- _DATASET RECORDS_:
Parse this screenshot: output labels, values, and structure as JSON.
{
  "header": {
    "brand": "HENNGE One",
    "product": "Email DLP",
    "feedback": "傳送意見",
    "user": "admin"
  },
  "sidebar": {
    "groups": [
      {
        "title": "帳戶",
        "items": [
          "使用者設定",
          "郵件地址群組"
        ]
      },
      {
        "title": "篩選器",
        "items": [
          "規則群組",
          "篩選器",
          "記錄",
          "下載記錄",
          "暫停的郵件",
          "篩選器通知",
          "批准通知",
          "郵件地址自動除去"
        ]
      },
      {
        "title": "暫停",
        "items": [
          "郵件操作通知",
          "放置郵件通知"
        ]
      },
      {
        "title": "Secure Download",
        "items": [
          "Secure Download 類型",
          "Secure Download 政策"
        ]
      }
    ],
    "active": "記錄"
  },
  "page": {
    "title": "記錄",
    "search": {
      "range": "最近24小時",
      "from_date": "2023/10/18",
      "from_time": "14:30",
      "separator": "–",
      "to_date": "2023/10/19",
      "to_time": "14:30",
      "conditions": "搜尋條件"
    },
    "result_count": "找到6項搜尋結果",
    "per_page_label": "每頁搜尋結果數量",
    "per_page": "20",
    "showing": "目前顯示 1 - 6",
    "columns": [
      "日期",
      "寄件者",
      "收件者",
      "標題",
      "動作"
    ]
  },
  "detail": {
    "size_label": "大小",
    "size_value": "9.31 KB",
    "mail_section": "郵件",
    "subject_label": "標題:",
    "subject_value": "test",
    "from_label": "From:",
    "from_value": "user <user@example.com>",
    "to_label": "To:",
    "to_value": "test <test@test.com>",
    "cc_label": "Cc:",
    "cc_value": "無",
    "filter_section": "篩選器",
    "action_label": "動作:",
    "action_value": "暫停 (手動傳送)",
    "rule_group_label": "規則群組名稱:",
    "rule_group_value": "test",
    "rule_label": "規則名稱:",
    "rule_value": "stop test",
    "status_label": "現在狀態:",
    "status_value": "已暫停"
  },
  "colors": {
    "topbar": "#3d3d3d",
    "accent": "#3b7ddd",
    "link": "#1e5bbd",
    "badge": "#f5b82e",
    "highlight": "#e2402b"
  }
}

- _WHAT NEEDS TO BE DONE_:
Extract the data in full. Keep it word for word.

- _FINAL RESULT_:
Parse this screenshot: output labels, values, and structure as JSON.
{
  "header": {
    "brand": "HENNGE One",
    "product": "Email DLP",
    "feedback": "傳送意見",
    "user": "admin"
  },
  "sidebar": {
    "groups": [
      {
        "title": "帳戶",
        "items": [
          "使用者設定",
          "郵件地址群組"
        ]
      },
      {
        "title": "篩選器",
        "items": [
          "規則群組",
          "篩選器",
          "記錄",
          "下載記錄",
          "暫停的郵件",
          "篩選器通知",
          "批准通知",
          "郵件地址自動除去"
        ]
      },
      {
        "title": "暫停",
        "items": [
          "郵件操作通知",
          "放置郵件通知"
        ]
      },
      {
        "title": "Secure Download",
        "items": [
          "Secure Download 類型",
          "Secure Download 政策"
        ]
      }
    ],
    "active": "記錄"
  },
  "page": {
    "title": "記錄",
    "search": {
      "range": "最近24小時",
      "from_date": "2023/10/18",
      "from_time": "14:30",
      "separator": "–",
      "to_date": "2023/10/19",
      "to_time": "14:30",
      "conditions": "搜尋條件"
    },
    "result_count": "找到6項搜尋結果",
    "per_page_label": "每頁搜尋結果數量",
    "per_page": "20",
    "showing": "目前顯示 1 - 6",
    "columns": [
      "日期",
      "寄件者",
      "收件者",
      "標題",
      "動作"
    ]
  },
  "detail": {
    "size_label": "大小",
    "size_value": "9.31 KB",
    "mail_section": "郵件",
    "subject_label": "標題:",
    "subject_value": "test",
    "from_label": "From:",
    "from_value": "user <user@example.com>",
    "to_label": "To:",
    "to_value": "test <test@test.com>",
    "cc_label": "Cc:",
    "cc_value": "無",
    "filter_section": "篩選器",
    "action_label": "動作:",
    "action_value": "暫停 (手動傳送)",
    "rule_group_label": "規則群組名稱:",
    "rule_group_value": "test",
    "rule_label": "規則名稱:",
    "rule_value": "stop test",
    "status_label": "現在狀態:",
    "status_value": "已暫停"
  },
  "colors": {
    "topbar": "#3d3d3d",
    "accent": "#3b7ddd",
    "link": "#1e5bbd",
    "badge": "#f5b82e",
    "highlight": "#e2402b"
  }
}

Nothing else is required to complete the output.